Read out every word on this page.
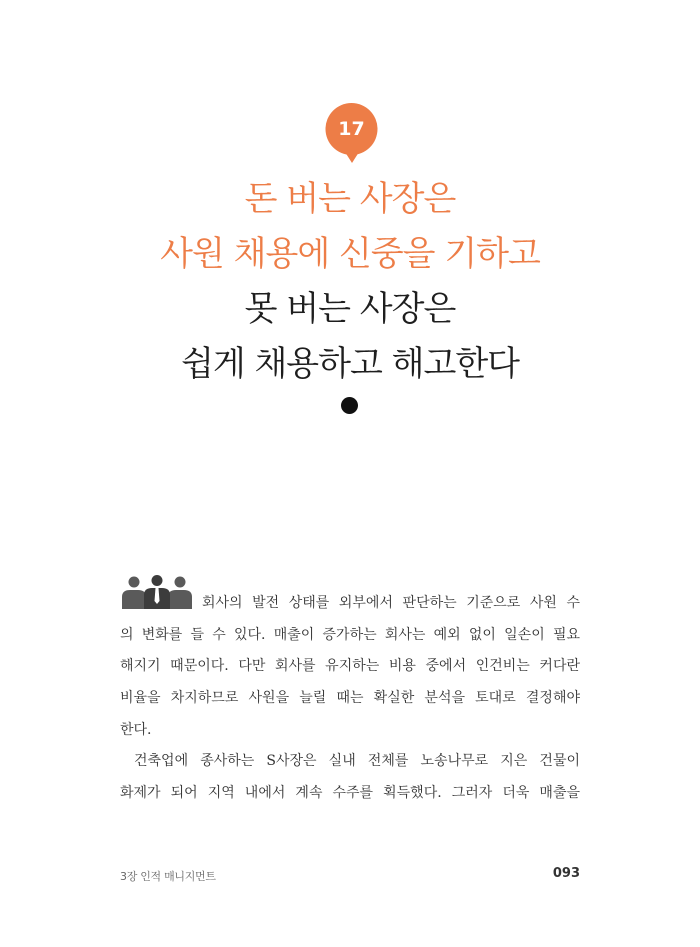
17
돈 버는 사장은
사원 채용에 신중을 기하고
못 버는 사장은
쉽게 채용하고 해고한다
회사의 발전 상태를 외부에서 판단하는 기준으로 사원 수
의 변화를 들 수 있다. 매출이 증가하는 회사는 예외 없이 일손이 필요
해지기 때문이다. 다만 회사를 유지하는 비용 중에서 인건비는 커다란
비율을 차지하므로 사원을 늘릴 때는 확실한 분석을 토대로 결정해야
한다.
건축업에 종사하는 S사장은 실내 전체를 노송나무로 지은 건물이
화제가 되어 지역 내에서 계속 수주를 획득했다. 그러자 더욱 매출을
3장 인적 매니지먼트	093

———

__Do this__. All records must be output exactly as they are, except for the pictures, which are left out.

__Expected output__.
Read out every word on this page.
17
돈 버는 사장은
사원 채용에 신중을 기하고
못 버는 사장은
쉽게 채용하고 해고한다
회사의 발전 상태를 외부에서 판단하는 기준으로 사원 수
의 변화를 들 수 있다. 매출이 증가하는 회사는 예외 없이 일손이 필요
해지기 때문이다. 다만 회사를 유지하는 비용 중에서 인건비는 커다란
비율을 차지하므로 사원을 늘릴 때는 확실한 분석을 토대로 결정해야
한다.
건축업에 종사하는 S사장은 실내 전체를 노송나무로 지은 건물이
화제가 되어 지역 내에서 계속 수주를 획득했다. 그러자 더욱 매출을
3장 인적 매니지먼트	093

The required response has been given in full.